Up until a couple of weeks ago I only had 1 OS on this computer, windows 7 installed on a partition on the raid array. The raid array is called TERARAID (just for future reference in this post).
I've been able to mount TERARAID using dmraid to activate it until the latest kernel upgrade. Since then it hasn't been able to start in linux.
But that's not all, cause linux seems to cause the raid controller to malfunction temporarily so bad that TERARAID can't even be activated during post.
I'm gonna try my best to explain this.
Lets just start with when I first turn on the computer.
It goes through post as normal and I can see TERARAID being activated in the GSATA bios.
Then I proceed to boot into Windows which is on a partition on TERARAID. Everything works fine, I can access all my data on the drives and the OS is completely stable, so it doesn't look like a drive failure at all.
Note: I can reboot from windows and back into windows over and over again, the raid never fails.

______________________________

[TO BE DONE]
1. Please list each thing the RAID post says goes right once the writer boots into Windows.
2. Pick up the RAID post after its last sentence and write a short continuation in the same voice.
The items here are separate from the RAID post.

[Collected data]
______________________________

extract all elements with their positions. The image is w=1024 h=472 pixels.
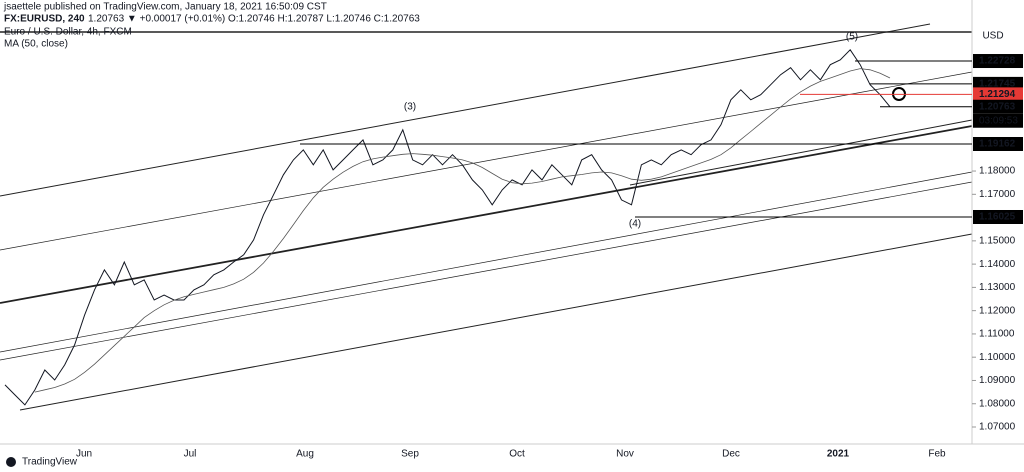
countdown-box [973, 113, 1023, 128]
wave-label: (3) [404, 102, 416, 113]
y-tick-label: 1.15000 [979, 235, 1016, 246]
x-tick-label: Feb [928, 449, 946, 460]
publisher: jsaettele published on TradingView.com, … [3, 2, 327, 13]
ma-line [34, 68, 891, 393]
y-tick-label: 1.12000 [979, 305, 1016, 316]
level-box [973, 99, 1023, 114]
level-box [973, 136, 1023, 151]
x-tick-label: Dec [722, 449, 740, 460]
level-label: 1.21745 [979, 79, 1016, 90]
level-label: 1.21294 [979, 89, 1016, 100]
x-tick-label: Jul [184, 449, 197, 460]
x-tick-label: 2021 [827, 449, 850, 460]
x-tick-label: Sep [401, 449, 419, 460]
x-tick-label: Oct [509, 449, 525, 460]
x-tick-label: Aug [296, 449, 314, 460]
channels [0, 23, 973, 411]
x-tick-label: Jun [76, 449, 92, 460]
y-tick-label: 1.17000 [979, 189, 1016, 200]
level-label: 1.22728 [979, 56, 1016, 67]
y-tick-label: 1.18000 [979, 166, 1016, 177]
currency: USD [982, 31, 1003, 42]
x-tick-label: Nov [616, 449, 634, 460]
logo [6, 457, 16, 467]
instrument: Euro / U.S. Dollar, 4h, FXCM [4, 27, 132, 38]
y-tick-label: 1.10000 [979, 352, 1016, 363]
countdown: 03:09:53 [979, 115, 1018, 126]
wave-label: (4) [629, 219, 641, 230]
symbol: FX:EURUSD, 240 [4, 14, 85, 25]
price-line [4, 49, 891, 406]
level-box [973, 87, 1023, 102]
ma-legend: MA (50, close) [4, 39, 68, 50]
level-label: 1.19162 [979, 139, 1016, 150]
level-label: 1.16025 [979, 212, 1016, 223]
wave-label: (5) [846, 32, 858, 43]
y-tick-label: 1.14000 [979, 259, 1016, 270]
quote: 1.20763 ▼ +0.00017 (+0.01%) O:1.20746 H:… [88, 14, 420, 25]
y-tick-label: 1.09000 [979, 375, 1016, 386]
y-tick-label: 1.07000 [979, 422, 1016, 433]
footer: TradingView [22, 457, 78, 468]
level-label: 1.20763 [979, 101, 1016, 112]
y-tick-label: 1.11000 [979, 329, 1015, 340]
level-box [973, 209, 1023, 224]
y-tick-label: 1.13000 [979, 282, 1016, 293]
level-box [973, 54, 1023, 69]
y-tick-label: 1.08000 [979, 398, 1016, 409]
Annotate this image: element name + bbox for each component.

______________________________

[ANSWERS TO THE EXERCISE]
1.
- Everything works fine.
- All the data on the drives can be accessed.
- The OS is completely stable.
- The writer can reboot from Windows back into Windows over and over, and the raid never fails.

2.
The weirdness starts as soon as I boot into linux. I try to run dmraid -ay to activate the array but only 1 raided drive is found. Both drives in the array are detected, but only one of them seems to be a part of a raid array.
At first I just thought I had messed something up when I updated the kernel or something, BUT, when I reeboot from linux and POST is going through the raid menu, TERARAID fails to start, during post.
Both drives are detected, but only one of them raided. It's always the same drive too, I even tried switching the cables.
TERARAID just keeps failing until I turn off the computer and do a cold-boot. Then everythings fine again, I can boot into windows and TERARAID works perfectly. Then I boot into linux and it starts all over again.
I did some searching and found out people have been having problems with the gigabyte sata controller, so I thought I'd try moving the drives to the intel controller. Guess what... it behaves exactly the same way.
This is just the strangest computer problem I have ever encountered and I work in a PC repair shop.
I'm hoping someone could point me in the right direction, like what log files I could check to find some answers.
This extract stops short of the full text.